(Data records)

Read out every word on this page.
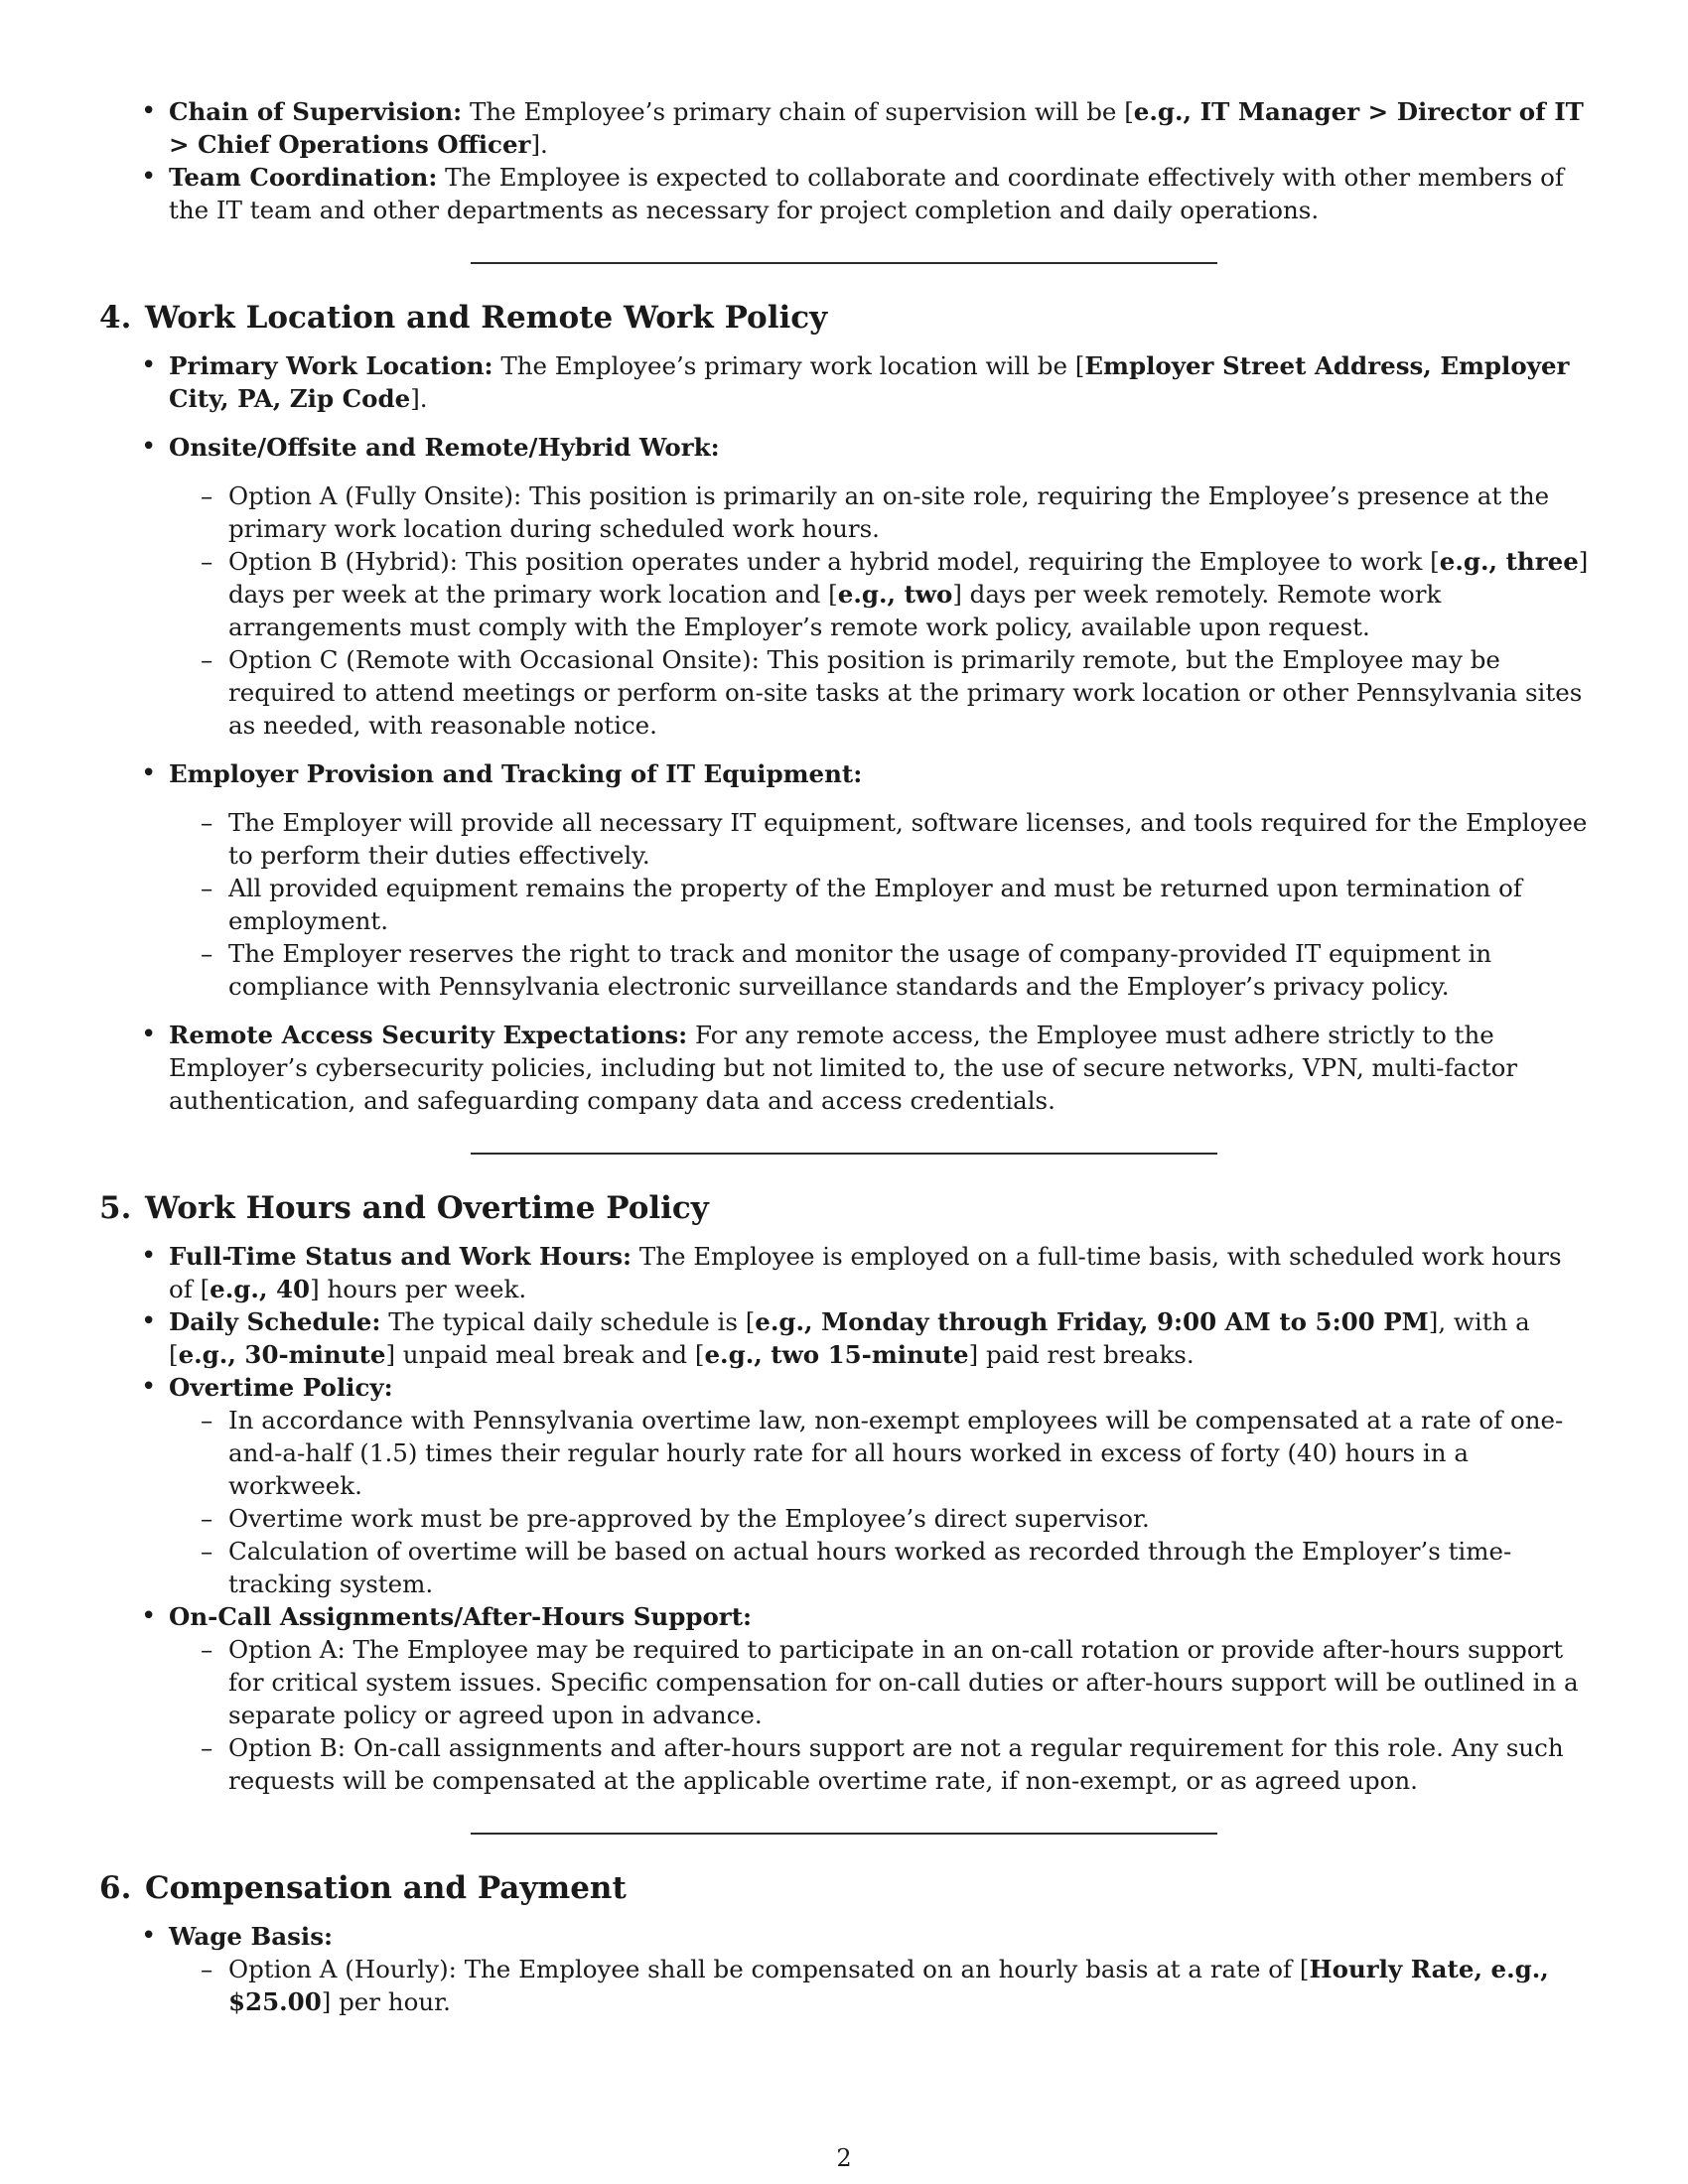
• Chain of Supervision: The Employee’s primary chain of supervision will be [e.g., IT Manager > Director of IT > Chief Operations Officer].
• Team Coordination: The Employee is expected to collaborate and coordinate effectively with other members of the IT team and other departments as necessary for project completion and daily operations.
4. Work Location and Remote Work Policy
• Primary Work Location: The Employee’s primary work location will be [Employer Street Address, Employer City, PA, Zip Code].
• Onsite/Offsite and Remote/Hybrid Work:
– Option A (Fully Onsite): This position is primarily an on-site role, requiring the Employee’s presence at the primary work location during scheduled work hours.
– Option B (Hybrid): This position operates under a hybrid model, requiring the Employee to work [e.g., three] days per week at the primary work location and [e.g., two] days per week remotely. Remote work arrangements must comply with the Employer’s remote work policy, available upon request.
– Option C (Remote with Occasional Onsite): This position is primarily remote, but the Employee may be required to attend meetings or perform on-site tasks at the primary work location or other Pennsylvania sites as needed, with reasonable notice.
• Employer Provision and Tracking of IT Equipment:
– The Employer will provide all necessary IT equipment, software licenses, and tools required for the Employee to perform their duties effectively.
– All provided equipment remains the property of the Employer and must be returned upon termination of employment.
– The Employer reserves the right to track and monitor the usage of company-provided IT equipment in compliance with Pennsylvania electronic surveillance standards and the Employer’s privacy policy.
• Remote Access Security Expectations: For any remote access, the Employee must adhere strictly to the Employer’s cybersecurity policies, including but not limited to, the use of secure networks, VPN, multi-factor authentication, and safeguarding company data and access credentials.
5. Work Hours and Overtime Policy
• Full-Time Status and Work Hours: The Employee is employed on a full-time basis, with scheduled work hours of [e.g., 40] hours per week.
• Daily Schedule: The typical daily schedule is [e.g., Monday through Friday, 9:00 AM to 5:00 PM], with a [e.g., 30-minute] unpaid meal break and [e.g., two 15-minute] paid rest breaks.
• Overtime Policy:
– In accordance with Pennsylvania overtime law, non-exempt employees will be compensated at a rate of one-and-a-half (1.5) times their regular hourly rate for all hours worked in excess of forty (40) hours in a workweek.
– Overtime work must be pre-approved by the Employee’s direct supervisor.
– Calculation of overtime will be based on actual hours worked as recorded through the Employer’s time-tracking system.
• On-Call Assignments/After-Hours Support:
– Option A: The Employee may be required to participate in an on-call rotation or provide after-hours support for critical system issues. Specific compensation for on-call duties or after-hours support will be outlined in a separate policy or agreed upon in advance.
– Option B: On-call assignments and after-hours support are not a regular requirement for this role. Any such requests will be compensated at the applicable overtime rate, if non-exempt, or as agreed upon.
6. Compensation and Payment
• Wage Basis:
– Option A (Hourly): The Employee shall be compensated on an hourly basis at a rate of [Hourly Rate, e.g., $25.00] per hour.
2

PROBLEM STATEMENT: Strip out the pictures and quote the remaining data word for word.

TASK RESPONSE:
Read out every word on this page.
• Chain of Supervision: The Employee’s primary chain of supervision will be [e.g., IT Manager > Director of IT > Chief Operations Officer].
• Team Coordination: The Employee is expected to collaborate and coordinate effectively with other members of the IT team and other departments as necessary for project completion and daily operations.
4. Work Location and Remote Work Policy
• Primary Work Location: The Employee’s primary work location will be [Employer Street Address, Employer City, PA, Zip Code].
• Onsite/Offsite and Remote/Hybrid Work:
– Option A (Fully Onsite): This position is primarily an on-site role, requiring the Employee’s presence at the primary work location during scheduled work hours.
– Option B (Hybrid): This position operates under a hybrid model, requiring the Employee to work [e.g., three] days per week at the primary work location and [e.g., two] days per week remotely. Remote work arrangements must comply with the Employer’s remote work policy, available upon request.
– Option C (Remote with Occasional Onsite): This position is primarily remote, but the Employee may be required to attend meetings or perform on-site tasks at the primary work location or other Pennsylvania sites as needed, with reasonable notice.
• Employer Provision and Tracking of IT Equipment:
– The Employer will provide all necessary IT equipment, software licenses, and tools required for the Employee to perform their duties effectively.
– All provided equipment remains the property of the Employer and must be returned upon termination of employment.
– The Employer reserves the right to track and monitor the usage of company-provided IT equipment in compliance with Pennsylvania electronic surveillance standards and the Employer’s privacy policy.
• Remote Access Security Expectations: For any remote access, the Employee must adhere strictly to the Employer’s cybersecurity policies, including but not limited to, the use of secure networks, VPN, multi-factor authentication, and safeguarding company data and access credentials.
5. Work Hours and Overtime Policy
• Full-Time Status and Work Hours: The Employee is employed on a full-time basis, with scheduled work hours of [e.g., 40] hours per week.
• Daily Schedule: The typical daily schedule is [e.g., Monday through Friday, 9:00 AM to 5:00 PM], with a [e.g., 30-minute] unpaid meal break and [e.g., two 15-minute] paid rest breaks.
• Overtime Policy:
– In accordance with Pennsylvania overtime law, non-exempt employees will be compensated at a rate of one-and-a-half (1.5) times their regular hourly rate for all hours worked in excess of forty (40) hours in a workweek.
– Overtime work must be pre-approved by the Employee’s direct supervisor.
– Calculation of overtime will be based on actual hours worked as recorded through the Employer’s time-tracking system.
• On-Call Assignments/After-Hours Support:
– Option A: The Employee may be required to participate in an on-call rotation or provide after-hours support for critical system issues. Specific compensation for on-call duties or after-hours support will be outlined in a separate policy or agreed upon in advance.
– Option B: On-call assignments and after-hours support are not a regular requirement for this role. Any such requests will be compensated at the applicable overtime rate, if non-exempt, or as agreed upon.
6. Compensation and Payment
• Wage Basis:
– Option A (Hourly): The Employee shall be compensated on an hourly basis at a rate of [Hourly Rate, e.g., $25.00] per hour.
2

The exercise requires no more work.